Rows from a figure dataset
▽
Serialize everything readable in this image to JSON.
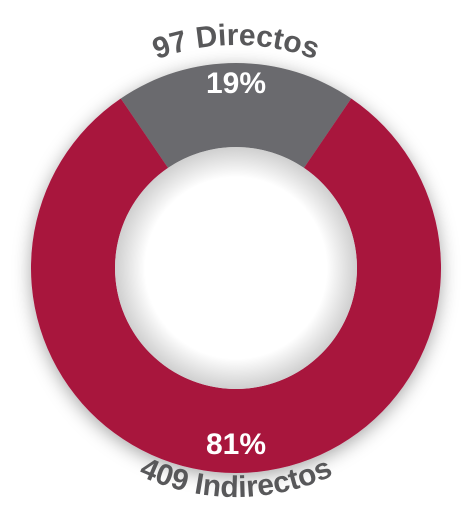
{
  "chart_data": {
    "type": "donut",
    "categories": [
      "97 Directos",
      "409 Indirectos"
    ],
    "values": [
      19,
      81
    ],
    "value_labels": [
      "19%",
      "81%"
    ],
    "colors": [
      "#6b6b6e",
      "#a8123e"
    ]
  }
}
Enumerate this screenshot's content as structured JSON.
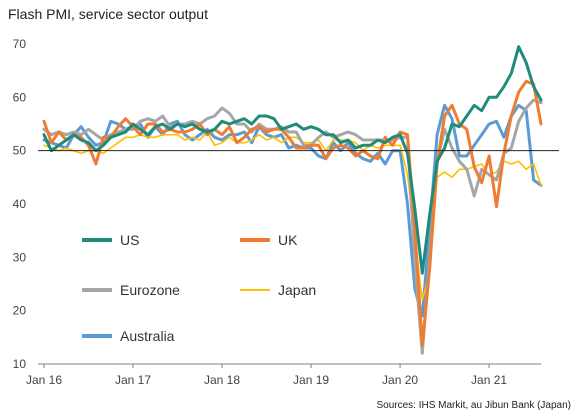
{
  "chart_data": {
    "type": "line",
    "title": "Flash PMI, service sector output",
    "source": "Sources: IHS Markit, au Jibun Bank (Japan)",
    "ylim": [
      10,
      70
    ],
    "y_ticks": [
      10,
      20,
      30,
      40,
      50,
      60,
      70
    ],
    "x_ticks": [
      "Jan 16",
      "Jan 17",
      "Jan 18",
      "Jan 19",
      "Jan 20",
      "Jan 21"
    ],
    "reference_line": 50,
    "legend_placement": "lower-left",
    "series": [
      {
        "name": "US",
        "color": "#1e8c78",
        "values": [
          53.0,
          50.0,
          51.0,
          52.0,
          53.0,
          52.0,
          51.5,
          50.0,
          51.0,
          52.5,
          53.0,
          53.5,
          55.0,
          54.0,
          53.0,
          54.5,
          55.0,
          54.0,
          55.0,
          54.5,
          55.0,
          54.0,
          53.5,
          54.0,
          55.5,
          55.0,
          55.5,
          56.0,
          55.0,
          56.5,
          56.5,
          56.0,
          54.0,
          54.5,
          55.0,
          54.0,
          54.5,
          54.0,
          53.0,
          53.0,
          51.5,
          52.0,
          50.5,
          51.0,
          51.0,
          52.0,
          51.5,
          52.5,
          53.0,
          49.5,
          39.0,
          27.0,
          38.0,
          48.0,
          50.5,
          55.0,
          54.5,
          56.5,
          58.5,
          57.5,
          60.0,
          60.0,
          62.0,
          64.5,
          69.5,
          66.5,
          62.0,
          59.5
        ]
      },
      {
        "name": "UK",
        "color": "#f07c34",
        "values": [
          55.5,
          51.5,
          53.5,
          52.0,
          53.0,
          52.5,
          51.0,
          47.5,
          52.5,
          52.5,
          54.5,
          56.0,
          54.5,
          53.0,
          55.0,
          55.0,
          53.5,
          54.0,
          53.5,
          53.5,
          54.0,
          55.0,
          53.0,
          54.0,
          53.0,
          54.5,
          51.5,
          52.5,
          54.0,
          54.5,
          53.5,
          54.0,
          54.0,
          52.5,
          50.5,
          50.5,
          51.0,
          51.0,
          48.5,
          50.5,
          51.0,
          50.5,
          49.0,
          50.0,
          49.0,
          48.5,
          52.5,
          51.0,
          53.5,
          53.0,
          35.0,
          13.5,
          28.0,
          47.5,
          56.5,
          58.5,
          55.0,
          54.0,
          47.0,
          44.0,
          49.0,
          39.5,
          49.5,
          56.5,
          61.0,
          63.0,
          62.5,
          55.0
        ]
      },
      {
        "name": "Eurozone",
        "color": "#a6a6a6",
        "values": [
          54.0,
          53.0,
          53.5,
          53.0,
          53.5,
          53.0,
          54.0,
          53.0,
          52.0,
          53.0,
          53.5,
          54.0,
          54.0,
          55.5,
          56.0,
          55.5,
          56.5,
          54.5,
          55.0,
          55.0,
          55.5,
          55.0,
          56.0,
          56.5,
          58.0,
          57.0,
          55.0,
          55.0,
          53.5,
          55.0,
          54.0,
          54.0,
          54.5,
          53.5,
          53.5,
          51.0,
          51.0,
          52.5,
          53.5,
          52.5,
          53.0,
          53.5,
          53.0,
          52.0,
          52.0,
          52.0,
          52.0,
          52.0,
          52.5,
          52.5,
          29.0,
          12.0,
          30.0,
          48.0,
          54.0,
          50.5,
          48.0,
          46.5,
          41.5,
          46.5,
          45.5,
          44.5,
          49.5,
          50.5,
          55.5,
          58.0,
          59.5,
          59.0
        ]
      },
      {
        "name": "Japan",
        "color": "#ffc000",
        "values": [
          51.0,
          50.5,
          50.0,
          50.5,
          50.0,
          49.5,
          50.0,
          50.0,
          49.5,
          50.5,
          51.5,
          52.5,
          52.5,
          53.0,
          52.5,
          52.5,
          53.0,
          53.0,
          53.0,
          52.0,
          52.5,
          52.0,
          53.5,
          51.0,
          51.5,
          52.5,
          51.5,
          51.5,
          52.0,
          53.0,
          52.0,
          52.5,
          51.5,
          52.5,
          52.5,
          51.5,
          51.5,
          52.0,
          50.0,
          52.0,
          52.0,
          52.0,
          51.5,
          50.0,
          51.0,
          50.5,
          51.0,
          51.0,
          51.0,
          45.5,
          33.5,
          22.0,
          27.0,
          45.0,
          46.0,
          45.0,
          46.5,
          46.5,
          47.0,
          47.5,
          45.5,
          46.0,
          48.0,
          47.5,
          48.0,
          46.5,
          47.5,
          43.5
        ]
      },
      {
        "name": "Australia",
        "color": "#5b9bd5",
        "values": [
          52.0,
          51.5,
          51.0,
          50.5,
          53.0,
          54.5,
          52.5,
          51.0,
          51.5,
          55.5,
          55.0,
          54.0,
          54.5,
          55.0,
          52.5,
          54.5,
          53.0,
          55.0,
          55.5,
          53.0,
          52.0,
          53.0,
          54.0,
          52.5,
          52.0,
          53.0,
          53.0,
          53.5,
          51.5,
          54.5,
          53.0,
          52.5,
          53.0,
          50.5,
          51.0,
          50.5,
          50.5,
          49.0,
          48.5,
          51.5,
          50.0,
          51.5,
          49.5,
          48.5,
          48.0,
          49.5,
          47.5,
          50.0,
          50.0,
          40.0,
          24.0,
          19.0,
          35.5,
          53.0,
          58.5,
          56.0,
          49.0,
          49.0,
          51.0,
          53.0,
          55.0,
          55.5,
          52.5,
          56.5,
          58.5,
          57.5,
          44.5,
          43.5
        ]
      }
    ]
  }
}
△
AIM OF THE TASK:
Pictures are to be left out; repeat all the remaining data exactly.

TASK RESULT:
Serialize everything readable in this image to JSON.
{
  "chart_data": {
    "type": "donut",
    "categories": [
      "97 Directos",
      "409 Indirectos"
    ],
    "values": [
      19,
      81
    ],
    "value_labels": [
      "19%",
      "81%"
    ],
    "colors": [
      "#6b6b6e",
      "#a8123e"
    ]
  }
}
Enumerate this screenshot's content as structured JSON.
{
  "chart_data": {
    "type": "line",
    "title": "Flash PMI, service sector output",
    "source": "Sources: IHS Markit, au Jibun Bank (Japan)",
    "ylim": [
      10,
      70
    ],
    "y_ticks": [
      10,
      20,
      30,
      40,
      50,
      60,
      70
    ],
    "x_ticks": [
      "Jan 16",
      "Jan 17",
      "Jan 18",
      "Jan 19",
      "Jan 20",
      "Jan 21"
    ],
    "reference_line": 50,
    "legend_placement": "lower-left",
    "series": [
      {
        "name": "US",
        "color": "#1e8c78",
        "values": [
          53.0,
          50.0,
          51.0,
          52.0,
          53.0,
          52.0,
          51.5,
          50.0,
          51.0,
          52.5,
          53.0,
          53.5,
          55.0,
          54.0,
          53.0,
          54.5,
          55.0,
          54.0,
          55.0,
          54.5,
          55.0,
          54.0,
          53.5,
          54.0,
          55.5,
          55.0,
          55.5,
          56.0,
          55.0,
          56.5,
          56.5,
          56.0,
          54.0,
          54.5,
          55.0,
          54.0,
          54.5,
          54.0,
          53.0,
          53.0,
          51.5,
          52.0,
          50.5,
          51.0,
          51.0,
          52.0,
          51.5,
          52.5,
          53.0,
          49.5,
          39.0,
          27.0,
          38.0,
          48.0,
          50.5,
          55.0,
          54.5,
          56.5,
          58.5,
          57.5,
          60.0,
          60.0,
          62.0,
          64.5,
          69.5,
          66.5,
          62.0,
          59.5
        ]
      },
      {
        "name": "UK",
        "color": "#f07c34",
        "values": [
          55.5,
          51.5,
          53.5,
          52.0,
          53.0,
          52.5,
          51.0,
          47.5,
          52.5,
          52.5,
          54.5,
          56.0,
          54.5,
          53.0,
          55.0,
          55.0,
          53.5,
          54.0,
          53.5,
          53.5,
          54.0,
          55.0,
          53.0,
          54.0,
          53.0,
          54.5,
          51.5,
          52.5,
          54.0,
          54.5,
          53.5,
          54.0,
          54.0,
          52.5,
          50.5,
          50.5,
          51.0,
          51.0,
          48.5,
          50.5,
          51.0,
          50.5,
          49.0,
          50.0,
          49.0,
          48.5,
          52.5,
          51.0,
          53.5,
          53.0,
          35.0,
          13.5,
          28.0,
          47.5,
          56.5,
          58.5,
          55.0,
          54.0,
          47.0,
          44.0,
          49.0,
          39.5,
          49.5,
          56.5,
          61.0,
          63.0,
          62.5,
          55.0
        ]
      },
      {
        "name": "Eurozone",
        "color": "#a6a6a6",
        "values": [
          54.0,
          53.0,
          53.5,
          53.0,
          53.5,
          53.0,
          54.0,
          53.0,
          52.0,
          53.0,
          53.5,
          54.0,
          54.0,
          55.5,
          56.0,
          55.5,
          56.5,
          54.5,
          55.0,
          55.0,
          55.5,
          55.0,
          56.0,
          56.5,
          58.0,
          57.0,
          55.0,
          55.0,
          53.5,
          55.0,
          54.0,
          54.0,
          54.5,
          53.5,
          53.5,
          51.0,
          51.0,
          52.5,
          53.5,
          52.5,
          53.0,
          53.5,
          53.0,
          52.0,
          52.0,
          52.0,
          52.0,
          52.0,
          52.5,
          52.5,
          29.0,
          12.0,
          30.0,
          48.0,
          54.0,
          50.5,
          48.0,
          46.5,
          41.5,
          46.5,
          45.5,
          44.5,
          49.5,
          50.5,
          55.5,
          58.0,
          59.5,
          59.0
        ]
      },
      {
        "name": "Japan",
        "color": "#ffc000",
        "values": [
          51.0,
          50.5,
          50.0,
          50.5,
          50.0,
          49.5,
          50.0,
          50.0,
          49.5,
          50.5,
          51.5,
          52.5,
          52.5,
          53.0,
          52.5,
          52.5,
          53.0,
          53.0,
          53.0,
          52.0,
          52.5,
          52.0,
          53.5,
          51.0,
          51.5,
          52.5,
          51.5,
          51.5,
          52.0,
          53.0,
          52.0,
          52.5,
          51.5,
          52.5,
          52.5,
          51.5,
          51.5,
          52.0,
          50.0,
          52.0,
          52.0,
          52.0,
          51.5,
          50.0,
          51.0,
          50.5,
          51.0,
          51.0,
          51.0,
          45.5,
          33.5,
          22.0,
          27.0,
          45.0,
          46.0,
          45.0,
          46.5,
          46.5,
          47.0,
          47.5,
          45.5,
          46.0,
          48.0,
          47.5,
          48.0,
          46.5,
          47.5,
          43.5
        ]
      },
      {
        "name": "Australia",
        "color": "#5b9bd5",
        "values": [
          52.0,
          51.5,
          51.0,
          50.5,
          53.0,
          54.5,
          52.5,
          51.0,
          51.5,
          55.5,
          55.0,
          54.0,
          54.5,
          55.0,
          52.5,
          54.5,
          53.0,
          55.0,
          55.5,
          53.0,
          52.0,
          53.0,
          54.0,
          52.5,
          52.0,
          53.0,
          53.0,
          53.5,
          51.5,
          54.5,
          53.0,
          52.5,
          53.0,
          50.5,
          51.0,
          50.5,
          50.5,
          49.0,
          48.5,
          51.5,
          50.0,
          51.5,
          49.5,
          48.5,
          48.0,
          49.5,
          47.5,
          50.0,
          50.0,
          40.0,
          24.0,
          19.0,
          35.5,
          53.0,
          58.5,
          56.0,
          49.0,
          49.0,
          51.0,
          53.0,
          55.0,
          55.5,
          52.5,
          56.5,
          58.5,
          57.5,
          44.5,
          43.5
        ]
      }
    ]
  }
}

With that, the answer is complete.